Should Be Entering Choppy Waters

10/14/08 8:55 AM EST

 

As of:

SPX 1045

HELP  ARCHIVE

 

Good Tuesday morning...We begin the new day with more details about the bailout plan, and a major reaction in the pre-market futures.  With the news finally out, the emotional, anticipatory part of the equation is now being played out, and the more difficult period of implementation will take over.

 

Last week, we had ample opportunity to go over extremes, in all their various forms.  We saw things last week in terms of price behavior, breadth and sentiment that we hadn't seen in 20, 50, sometimes 100 years, if ever.

 

That means that we will now have a real-time, working lab of what works and what doesn't during nearly unprecedented conditions, something the current generation of traders had been lacking up until now.

 

I think it's fairly safe to say that despite everything thrown at the market over the past several weeks, one of the most helpful guides has been historical performance after similar crash scenarios.  Even though we haven't had a big sample size, the market has played out pretty well in line with the forecasts we've been discussing over the past few weeks.

 

In a nutshell, in mid-September it called for extreme volatility with a downside bias, then a violent one- to three-day rally after the crash on September 29th, followed by a test and probable violation of that low.  That should then lead to a more lasting bottom within 5 to 10 trading sessions.  Yesterday morning, we looked at a few precedents which suggested a 20% - 25% bounce from Friday's lows over about a week's time, before choppier conditions ensued.

 

With the move in the futures since yesterday's close, the indices certainly satisfied that latter criteria, and in a most expeditious manner.

 

We're seeing all kinds of tables in the media about how yesterday's gain was the largest in however many years.  They all point to the 1930's as the other time we saw such huge rallies, with the subsequent conclusion that the 1930's was a poor decade overall for stocks, and buying after the huge recoveries was almost always a mistake.

 

But those comparisons lack context.  So let's look at any other time in the history of the DJIA that it suffered its worst week in at least a decade, then enjoyed its largest one-day gain in at least a decade.

 

To help with the context, on the chart we include three indicators we looked at last week:  the percentage that the Dow has declined from its yearly high, the percentage it has moved from its 200-day moving average and its historical volatility over the past month.  The gray dotted lines on each show where we are currently for comparison's sake.

 

First, 1929:

 

 

This instance is probably the closest to our current circumstances in terms of the three indicators on the chart.  Obviously, buying into the rebound wasn't a great idea in the short-term - after one more day of gains, the Dow lost double-digits over the next couple of weeks before forming its intermediate-term low.

 

But (and this is a big "but"), as we looked at yesterday morning, in terms of price structure the last week was much more similar to the second wave lower when investors heaved their shares, as opposed to the initial panic and failed rebound.  And the action over the past two days helps to confirm that view.

Provided information:
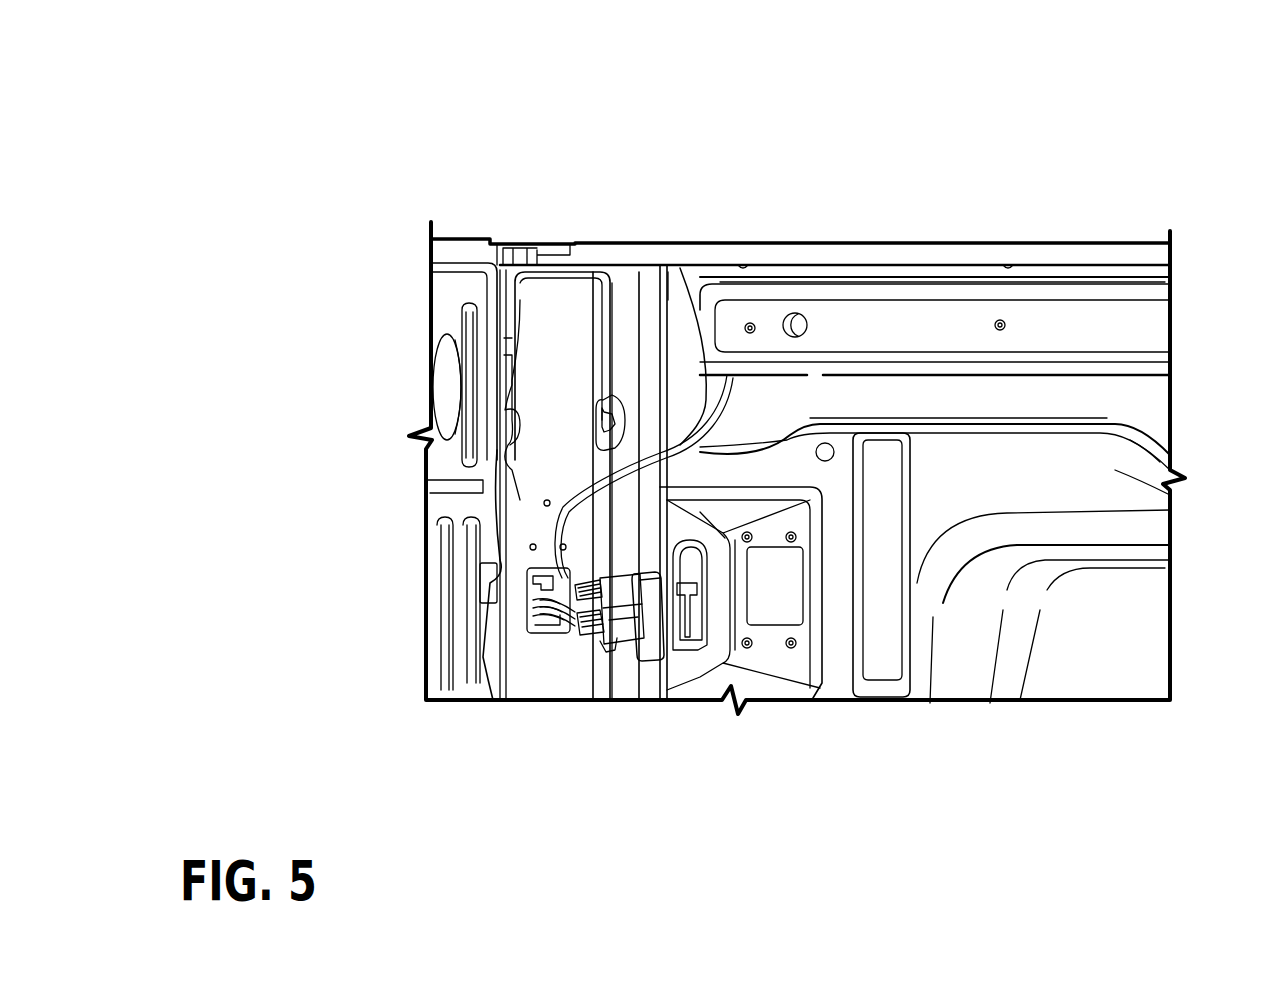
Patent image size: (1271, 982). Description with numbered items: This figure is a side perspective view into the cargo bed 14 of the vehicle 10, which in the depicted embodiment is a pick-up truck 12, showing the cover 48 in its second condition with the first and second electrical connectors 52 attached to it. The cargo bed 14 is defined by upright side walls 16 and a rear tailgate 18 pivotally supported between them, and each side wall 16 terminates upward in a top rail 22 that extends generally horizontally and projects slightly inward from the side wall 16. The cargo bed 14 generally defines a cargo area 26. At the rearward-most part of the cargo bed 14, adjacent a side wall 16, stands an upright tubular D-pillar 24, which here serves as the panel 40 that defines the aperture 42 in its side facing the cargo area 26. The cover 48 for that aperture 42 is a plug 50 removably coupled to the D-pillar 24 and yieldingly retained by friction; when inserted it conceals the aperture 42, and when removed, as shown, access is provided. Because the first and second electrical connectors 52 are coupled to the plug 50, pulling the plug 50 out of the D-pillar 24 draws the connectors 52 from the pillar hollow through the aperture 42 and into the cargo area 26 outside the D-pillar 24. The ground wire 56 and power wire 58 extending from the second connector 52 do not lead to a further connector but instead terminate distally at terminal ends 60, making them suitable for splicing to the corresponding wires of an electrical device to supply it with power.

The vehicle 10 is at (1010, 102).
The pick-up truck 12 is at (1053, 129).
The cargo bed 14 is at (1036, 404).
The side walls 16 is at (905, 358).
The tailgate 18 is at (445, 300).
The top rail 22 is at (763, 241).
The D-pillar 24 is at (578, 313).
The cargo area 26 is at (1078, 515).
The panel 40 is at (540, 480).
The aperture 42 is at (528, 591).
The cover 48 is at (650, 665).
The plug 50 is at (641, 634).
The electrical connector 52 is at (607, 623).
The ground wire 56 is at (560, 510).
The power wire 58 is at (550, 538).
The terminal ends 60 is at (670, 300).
...
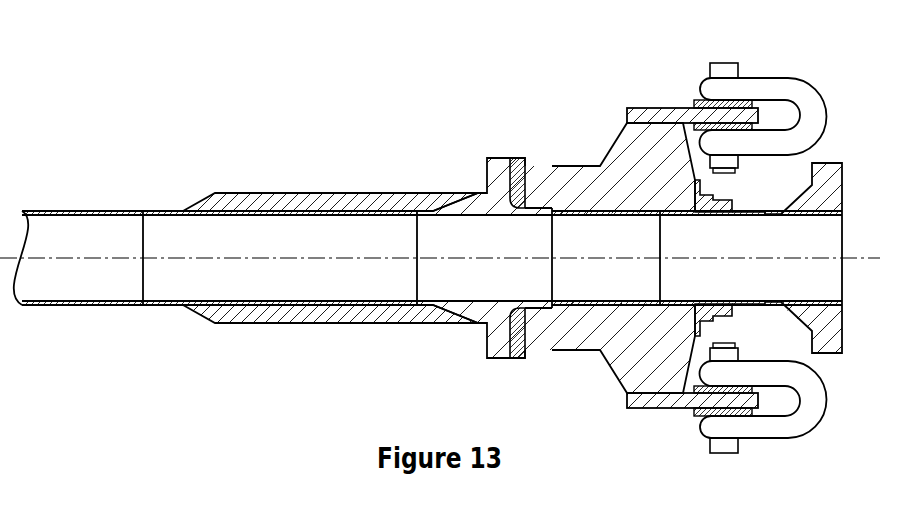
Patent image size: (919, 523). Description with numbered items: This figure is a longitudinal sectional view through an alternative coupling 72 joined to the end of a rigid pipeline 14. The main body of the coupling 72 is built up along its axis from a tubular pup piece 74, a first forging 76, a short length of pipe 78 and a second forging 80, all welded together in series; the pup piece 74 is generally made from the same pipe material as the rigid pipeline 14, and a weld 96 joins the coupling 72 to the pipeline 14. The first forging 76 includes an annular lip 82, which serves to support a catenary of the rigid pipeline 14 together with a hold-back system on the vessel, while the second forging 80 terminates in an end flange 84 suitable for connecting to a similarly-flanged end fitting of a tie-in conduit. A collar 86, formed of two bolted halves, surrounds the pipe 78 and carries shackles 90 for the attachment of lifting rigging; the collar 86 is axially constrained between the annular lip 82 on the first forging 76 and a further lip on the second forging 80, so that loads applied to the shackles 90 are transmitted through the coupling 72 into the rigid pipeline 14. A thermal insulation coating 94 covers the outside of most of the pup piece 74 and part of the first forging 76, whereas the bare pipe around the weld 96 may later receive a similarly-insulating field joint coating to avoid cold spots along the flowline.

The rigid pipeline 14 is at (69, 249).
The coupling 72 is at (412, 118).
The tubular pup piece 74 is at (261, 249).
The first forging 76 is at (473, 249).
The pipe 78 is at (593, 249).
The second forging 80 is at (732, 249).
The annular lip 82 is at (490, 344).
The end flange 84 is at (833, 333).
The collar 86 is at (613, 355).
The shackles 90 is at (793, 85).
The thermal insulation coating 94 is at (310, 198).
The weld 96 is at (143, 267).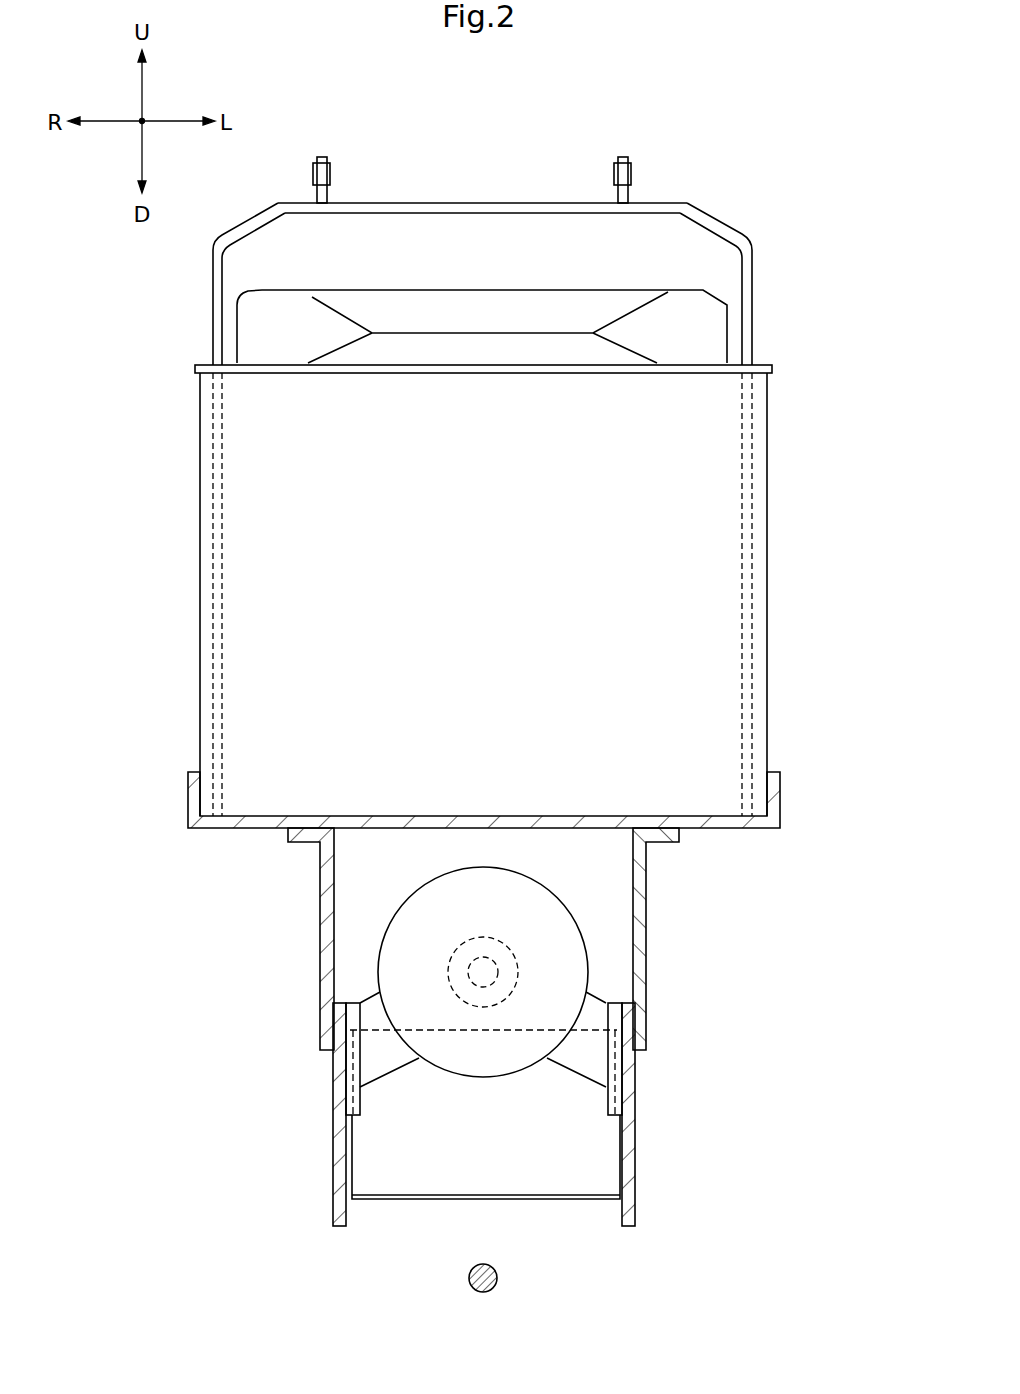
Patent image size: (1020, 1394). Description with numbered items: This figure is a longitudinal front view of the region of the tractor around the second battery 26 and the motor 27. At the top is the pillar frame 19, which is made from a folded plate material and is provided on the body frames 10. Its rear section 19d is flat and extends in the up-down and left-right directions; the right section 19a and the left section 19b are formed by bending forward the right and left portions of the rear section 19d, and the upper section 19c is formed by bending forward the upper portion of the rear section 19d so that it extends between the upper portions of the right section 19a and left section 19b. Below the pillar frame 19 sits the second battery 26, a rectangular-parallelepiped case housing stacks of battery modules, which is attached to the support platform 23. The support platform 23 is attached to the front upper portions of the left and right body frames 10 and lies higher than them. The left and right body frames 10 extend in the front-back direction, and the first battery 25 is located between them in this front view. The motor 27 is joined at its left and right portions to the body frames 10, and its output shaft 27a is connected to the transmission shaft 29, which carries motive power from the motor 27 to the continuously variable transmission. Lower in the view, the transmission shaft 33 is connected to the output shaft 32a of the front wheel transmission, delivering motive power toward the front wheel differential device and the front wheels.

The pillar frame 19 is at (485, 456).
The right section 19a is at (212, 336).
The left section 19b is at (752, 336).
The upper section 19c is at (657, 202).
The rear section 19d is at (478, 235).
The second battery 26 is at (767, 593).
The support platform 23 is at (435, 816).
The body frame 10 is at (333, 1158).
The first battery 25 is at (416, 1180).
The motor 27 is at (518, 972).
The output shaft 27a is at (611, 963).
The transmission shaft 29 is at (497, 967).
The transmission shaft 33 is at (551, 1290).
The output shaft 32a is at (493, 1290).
==
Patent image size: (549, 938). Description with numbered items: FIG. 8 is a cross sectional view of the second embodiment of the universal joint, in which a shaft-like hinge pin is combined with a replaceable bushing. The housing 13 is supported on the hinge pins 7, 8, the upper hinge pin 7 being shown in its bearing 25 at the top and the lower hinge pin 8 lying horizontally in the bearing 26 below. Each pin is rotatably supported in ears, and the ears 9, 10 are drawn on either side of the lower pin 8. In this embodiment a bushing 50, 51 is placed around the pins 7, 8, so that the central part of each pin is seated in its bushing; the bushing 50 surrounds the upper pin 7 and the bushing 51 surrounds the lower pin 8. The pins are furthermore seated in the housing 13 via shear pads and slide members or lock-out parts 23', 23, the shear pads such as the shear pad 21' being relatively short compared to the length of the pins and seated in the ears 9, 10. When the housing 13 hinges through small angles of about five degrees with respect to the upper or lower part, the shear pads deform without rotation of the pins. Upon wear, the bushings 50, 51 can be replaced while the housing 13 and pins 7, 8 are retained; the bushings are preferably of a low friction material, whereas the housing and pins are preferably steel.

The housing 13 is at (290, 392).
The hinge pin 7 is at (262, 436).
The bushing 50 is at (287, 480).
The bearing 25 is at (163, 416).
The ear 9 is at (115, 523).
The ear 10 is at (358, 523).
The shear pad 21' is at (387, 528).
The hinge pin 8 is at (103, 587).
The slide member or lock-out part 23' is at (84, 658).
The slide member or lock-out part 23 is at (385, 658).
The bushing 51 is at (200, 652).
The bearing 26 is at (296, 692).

Given exercise A: Copy out the stretch of the market commentary from "Last week, we" through "up until now.".
Given exercise B: In the market commentary, what size of bounce from Friday's lows did the precedents reviewed yesterday morning suggest, and over what period?

Exercise output A:
Last week, we had ample opportunity to go over extremes, in all their various forms.  We saw things last week in terms of price behavior, breadth and sentiment that we hadn't seen in 20, 50, sometimes 100 years, if ever.

 

That means that we will now have a real-time, working lab of what works and what doesn't during nearly unprecedented conditions, something the current generation of traders had been lacking up until now.

Exercise output B: A 20% - 25% bounce over about a week's time.